DIRECTIVE: Go over the entries below line by line, copying each one that contains the word "Strangle".

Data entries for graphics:
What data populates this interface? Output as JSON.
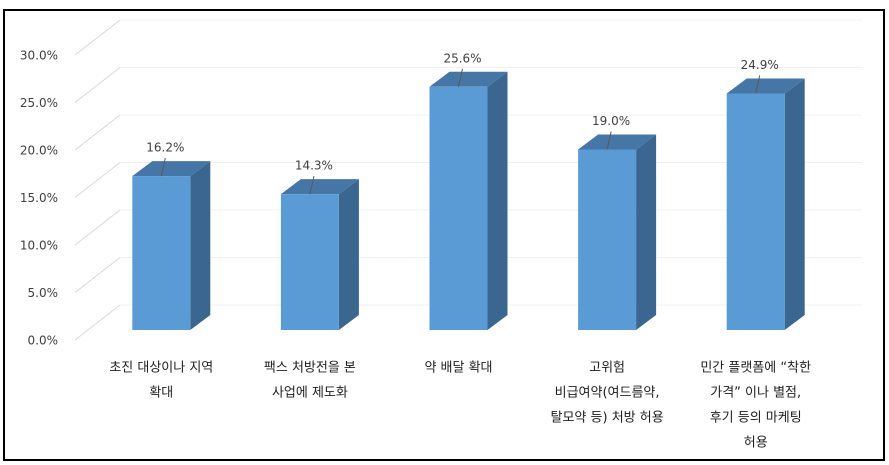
{
  "chart_data": {
    "type": "bar3d",
    "categories": [
      [
        "초진 대상이나 지역",
        "확대"
      ],
      [
        "팩스 처방전을 본",
        "사업에 제도화"
      ],
      [
        "약 배달 확대"
      ],
      [
        "고위험",
        "비급여약(여드름약,",
        "탈모약 등) 처방 허용"
      ],
      [
        "민간 플랫폼에 “착한",
        "가격” 이나 별점,",
        "후기 등의 마케팅",
        "허용"
      ]
    ],
    "values": [
      16.2,
      14.3,
      25.6,
      19.0,
      24.9
    ],
    "value_labels": [
      "16.2%",
      "14.3%",
      "25.6%",
      "19.0%",
      "24.9%"
    ],
    "color": "#5b9bd5",
    "ylim": [
      0,
      30
    ],
    "yticks": [
      {
        "value": 0,
        "label": "0.0%"
      },
      {
        "value": 5,
        "label": "5.0%"
      },
      {
        "value": 10,
        "label": "10.0%"
      },
      {
        "value": 15,
        "label": "15.0%"
      },
      {
        "value": 20,
        "label": "20.0%"
      },
      {
        "value": 25,
        "label": "25.0%"
      },
      {
        "value": 30,
        "label": "30.0%"
      }
    ],
    "grid": true
  }
}
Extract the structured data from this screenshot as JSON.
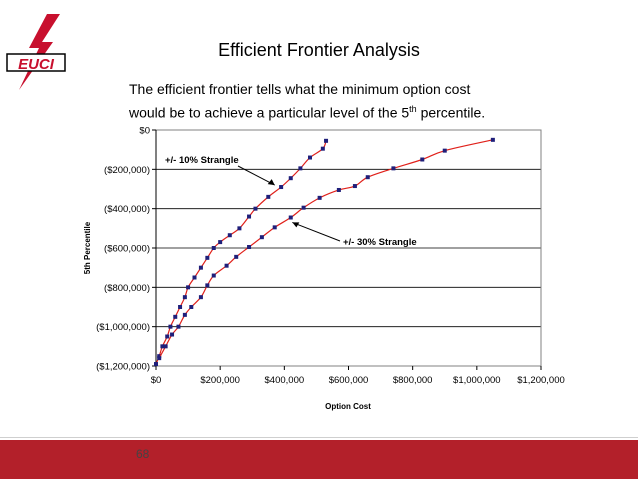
{
  "logo": {
    "name": "EUCI",
    "colors": {
      "red": "#c8102e",
      "black": "#000000"
    }
  },
  "title": "Efficient Frontier Analysis",
  "intro": {
    "line1": "The efficient frontier tells what the minimum option cost",
    "line2_before": "would be to achieve a particular level of the 5",
    "line2_sup": "th",
    "line2_after": " percentile."
  },
  "footer": {
    "page_number": "68",
    "color": "#b3202a"
  },
  "chart_data": {
    "type": "scatter",
    "xlabel": "Option Cost",
    "ylabel": "5th Percentile",
    "xlim": [
      0,
      1200000
    ],
    "ylim": [
      -1200000,
      0
    ],
    "x_ticks": [
      0,
      200000,
      400000,
      600000,
      800000,
      1000000,
      1200000
    ],
    "x_tick_labels": [
      "$0",
      "$200,000",
      "$400,000",
      "$600,000",
      "$800,000",
      "$1,000,000",
      "$1,200,000"
    ],
    "y_ticks": [
      0,
      -200000,
      -400000,
      -600000,
      -800000,
      -1000000,
      -1200000
    ],
    "y_tick_labels": [
      "$0",
      "($200,000)",
      "($400,000)",
      "($600,000)",
      "($800,000)",
      "($1,000,000)",
      "($1,200,000)"
    ],
    "grid": "horizontal",
    "marker_color": "#1f1f7a",
    "line_color": "#e0201a",
    "series": [
      {
        "name": "+/- 10% Strangle",
        "points": [
          [
            0,
            -1190000
          ],
          [
            10000,
            -1150000
          ],
          [
            20000,
            -1100000
          ],
          [
            35000,
            -1050000
          ],
          [
            45000,
            -1000000
          ],
          [
            60000,
            -950000
          ],
          [
            75000,
            -900000
          ],
          [
            90000,
            -850000
          ],
          [
            100000,
            -800000
          ],
          [
            120000,
            -750000
          ],
          [
            140000,
            -700000
          ],
          [
            160000,
            -650000
          ],
          [
            180000,
            -600000
          ],
          [
            200000,
            -570000
          ],
          [
            230000,
            -535000
          ],
          [
            260000,
            -500000
          ],
          [
            290000,
            -440000
          ],
          [
            310000,
            -400000
          ],
          [
            350000,
            -340000
          ],
          [
            390000,
            -290000
          ],
          [
            420000,
            -245000
          ],
          [
            450000,
            -195000
          ],
          [
            480000,
            -140000
          ],
          [
            520000,
            -95000
          ],
          [
            530000,
            -55000
          ]
        ]
      },
      {
        "name": "+/- 30% Strangle",
        "points": [
          [
            10000,
            -1160000
          ],
          [
            30000,
            -1100000
          ],
          [
            50000,
            -1040000
          ],
          [
            70000,
            -1000000
          ],
          [
            90000,
            -940000
          ],
          [
            110000,
            -900000
          ],
          [
            140000,
            -850000
          ],
          [
            160000,
            -790000
          ],
          [
            180000,
            -740000
          ],
          [
            220000,
            -690000
          ],
          [
            250000,
            -645000
          ],
          [
            290000,
            -595000
          ],
          [
            330000,
            -545000
          ],
          [
            370000,
            -495000
          ],
          [
            420000,
            -445000
          ],
          [
            460000,
            -395000
          ],
          [
            510000,
            -345000
          ],
          [
            570000,
            -305000
          ],
          [
            620000,
            -285000
          ],
          [
            660000,
            -240000
          ],
          [
            740000,
            -195000
          ],
          [
            830000,
            -150000
          ],
          [
            900000,
            -105000
          ],
          [
            1050000,
            -50000
          ]
        ]
      }
    ],
    "annotations": [
      {
        "text": "+/- 10% Strangle",
        "target": [
          370000,
          -280000
        ]
      },
      {
        "text": "+/- 30% Strangle",
        "target": [
          425000,
          -470000
        ]
      }
    ]
  }
}
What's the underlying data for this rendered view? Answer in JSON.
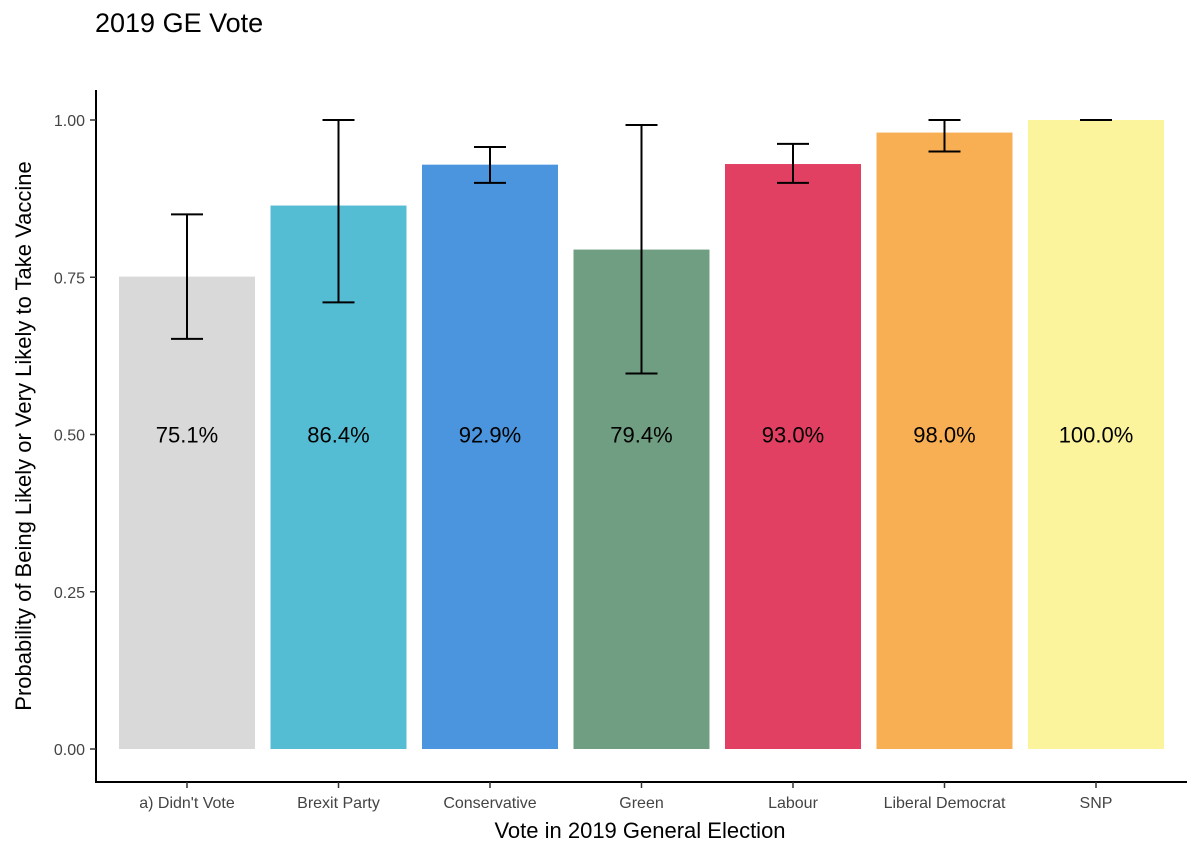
{
  "chart_data": {
    "type": "bar",
    "title": "2019 GE Vote",
    "xlabel": "Vote in 2019 General Election",
    "ylabel": "Probability of Being Likely or Very Likely to Take Vaccine",
    "ylim": [
      0,
      1.0
    ],
    "yticks": [
      0.0,
      0.25,
      0.5,
      0.75,
      1.0
    ],
    "ytick_labels": [
      "0.00",
      "0.25",
      "0.50",
      "0.75",
      "1.00"
    ],
    "categories": [
      "a) Didn't Vote",
      "Brexit Party",
      "Conservative",
      "Green",
      "Labour",
      "Liberal Democrat",
      "SNP"
    ],
    "values": [
      0.751,
      0.864,
      0.929,
      0.794,
      0.93,
      0.98,
      1.0
    ],
    "labels": [
      "75.1%",
      "86.4%",
      "92.9%",
      "79.4%",
      "93.0%",
      "98.0%",
      "100.0%"
    ],
    "label_y": 0.5,
    "error_low": [
      0.652,
      0.71,
      0.9,
      0.597,
      0.9,
      0.95,
      1.0
    ],
    "error_high": [
      0.85,
      1.0,
      0.957,
      0.992,
      0.962,
      1.0,
      1.0
    ],
    "colors": [
      "#d9d9d9",
      "#55bdd3",
      "#4a95de",
      "#6f9e82",
      "#e24062",
      "#f8af54",
      "#fbf49c"
    ],
    "grid": false
  }
}
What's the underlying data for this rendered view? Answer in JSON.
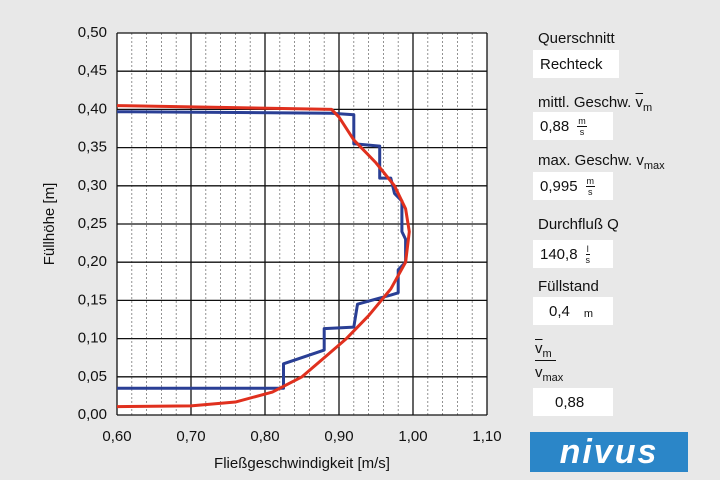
{
  "chart_data": {
    "type": "line",
    "x_label": "Fließgeschwindigkeit [m/s]",
    "y_label": "Füllhöhe [m]",
    "xlim": [
      0.6,
      1.1
    ],
    "xticks": [
      {
        "value": 0.6,
        "label": "0,60"
      },
      {
        "value": 0.7,
        "label": "0,70"
      },
      {
        "value": 0.8,
        "label": "0,80"
      },
      {
        "value": 0.9,
        "label": "0,90"
      },
      {
        "value": 1.0,
        "label": "1,00"
      },
      {
        "value": 1.1,
        "label": "1,10"
      }
    ],
    "ylim": [
      0,
      0.5
    ],
    "yticks": [
      {
        "value": 0,
        "label": "0,00"
      },
      {
        "value": 0.05,
        "label": "0,05"
      },
      {
        "value": 0.1,
        "label": "0,10"
      },
      {
        "value": 0.15,
        "label": "0,15"
      },
      {
        "value": 0.2,
        "label": "0,20"
      },
      {
        "value": 0.25,
        "label": "0,25"
      },
      {
        "value": 0.3,
        "label": "0,30"
      },
      {
        "value": 0.35,
        "label": "0,35"
      },
      {
        "value": 0.4,
        "label": "0,40"
      },
      {
        "value": 0.45,
        "label": "0,45"
      },
      {
        "value": 0.5,
        "label": "0,50"
      }
    ],
    "grid": true,
    "series": [
      {
        "color": "#2a3f95",
        "x": [
          0.6,
          0.89,
          0.92,
          0.92,
          0.955,
          0.955,
          0.97,
          0.975,
          0.985,
          0.985,
          0.99,
          0.99,
          0.98,
          0.98,
          0.97,
          0.925,
          0.92,
          0.88,
          0.88,
          0.825,
          0.825,
          0.6
        ],
        "values": [
          0.397,
          0.395,
          0.393,
          0.355,
          0.352,
          0.31,
          0.31,
          0.29,
          0.28,
          0.24,
          0.23,
          0.2,
          0.19,
          0.16,
          0.157,
          0.145,
          0.115,
          0.113,
          0.085,
          0.067,
          0.035,
          0.035
        ]
      },
      {
        "color": "#e0301e",
        "x": [
          0.6,
          0.89,
          0.9,
          0.92,
          0.95,
          0.975,
          0.99,
          0.995,
          0.99,
          0.97,
          0.94,
          0.91,
          0.88,
          0.85,
          0.81,
          0.76,
          0.7,
          0.6
        ],
        "values": [
          0.405,
          0.4,
          0.39,
          0.36,
          0.33,
          0.3,
          0.27,
          0.24,
          0.2,
          0.165,
          0.13,
          0.1,
          0.075,
          0.05,
          0.03,
          0.017,
          0.012,
          0.011
        ]
      }
    ]
  },
  "panel": {
    "section_label": "Querschnitt",
    "section_value": "Rechteck",
    "vmean_label": "mittl. Geschw. ",
    "vmean_symbol": "v",
    "vmean_sub": "m",
    "vmean_value": "0,88",
    "vmean_unit_num": "m",
    "vmean_unit_den": "s",
    "vmax_label": "max. Geschw. v",
    "vmax_sub": "max",
    "vmax_value": "0,995",
    "vmax_unit_num": "m",
    "vmax_unit_den": "s",
    "flow_label": "Durchfluß Q",
    "flow_value": "140,8",
    "flow_unit_num": "l",
    "flow_unit_den": "s",
    "level_label": "Füllstand",
    "level_value": "0,4",
    "level_unit": "m",
    "ratio_num_symbol": "v",
    "ratio_num_sub": "m",
    "ratio_den_symbol": "v",
    "ratio_den_sub": "max",
    "ratio_value": "0,88",
    "logo": "nivus"
  }
}
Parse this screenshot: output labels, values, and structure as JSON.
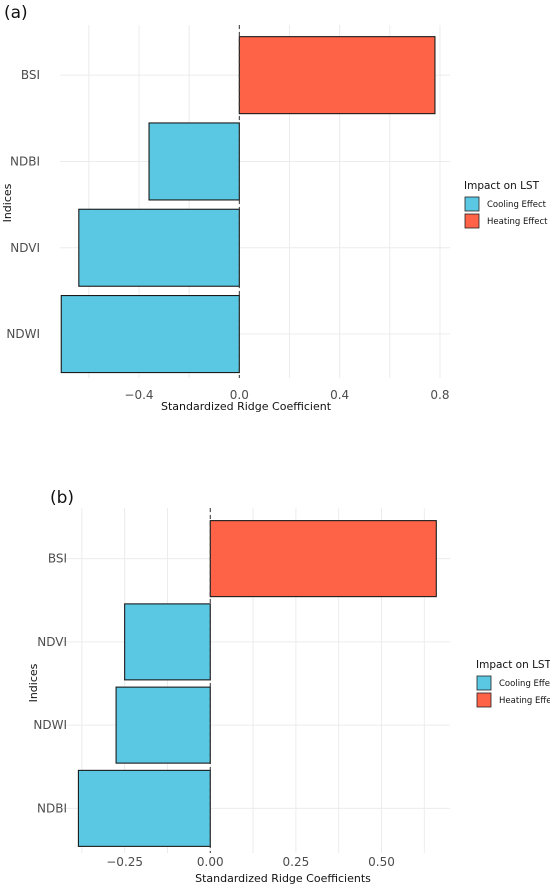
{
  "chart_data": [
    {
      "type": "bar",
      "orientation": "horizontal",
      "panel_label": "(a)",
      "categories": [
        "BSI",
        "NDBI",
        "NDVI",
        "NDWI"
      ],
      "values": [
        0.78,
        -0.36,
        -0.64,
        -0.71
      ],
      "effects": [
        "Heating Effect",
        "Cooling Effect",
        "Cooling Effect",
        "Cooling Effect"
      ],
      "xlabel": "Standardized Ridge Coefficient",
      "ylabel": "Indices",
      "xticks": [
        -0.4,
        0.0,
        0.4,
        0.8
      ],
      "xtick_labels": [
        "−0.4",
        "0.0",
        "0.4",
        "0.8"
      ],
      "xlim": [
        -0.715,
        0.84
      ],
      "reference_line": 0,
      "grid": true,
      "legend": {
        "title": "Impact on LST",
        "position": "right",
        "entries": [
          {
            "label": "Cooling Effect",
            "color": "#5bc8e3"
          },
          {
            "label": "Heating Effect",
            "color": "#ff6347"
          }
        ]
      }
    },
    {
      "type": "bar",
      "orientation": "horizontal",
      "panel_label": "(b)",
      "categories": [
        "BSI",
        "NDVI",
        "NDWI",
        "NDBI"
      ],
      "values": [
        0.66,
        -0.25,
        -0.275,
        -0.385
      ],
      "effects": [
        "Heating Effect",
        "Cooling Effect",
        "Cooling Effect",
        "Cooling Effect"
      ],
      "xlabel": "Standardized Ridge Coefficients",
      "ylabel": "Indices",
      "xticks": [
        -0.25,
        0.0,
        0.25,
        0.5
      ],
      "xtick_labels": [
        "−0.25",
        "0.00",
        "0.25",
        "0.50"
      ],
      "xlim": [
        -0.43,
        0.7
      ],
      "reference_line": 0,
      "grid": true,
      "legend": {
        "title": "Impact on LST",
        "position": "right",
        "entries": [
          {
            "label": "Cooling Effect",
            "color": "#5bc8e3"
          },
          {
            "label": "Heating Effect",
            "color": "#ff6347"
          }
        ]
      }
    }
  ]
}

PROBLEM SOLUTION:
        "name": "+/- 10% Strangle",
        "name": "+/- 30% Strangle",
        "text": "+/- 10% Strangle",
        "text": "+/- 30% Strangle",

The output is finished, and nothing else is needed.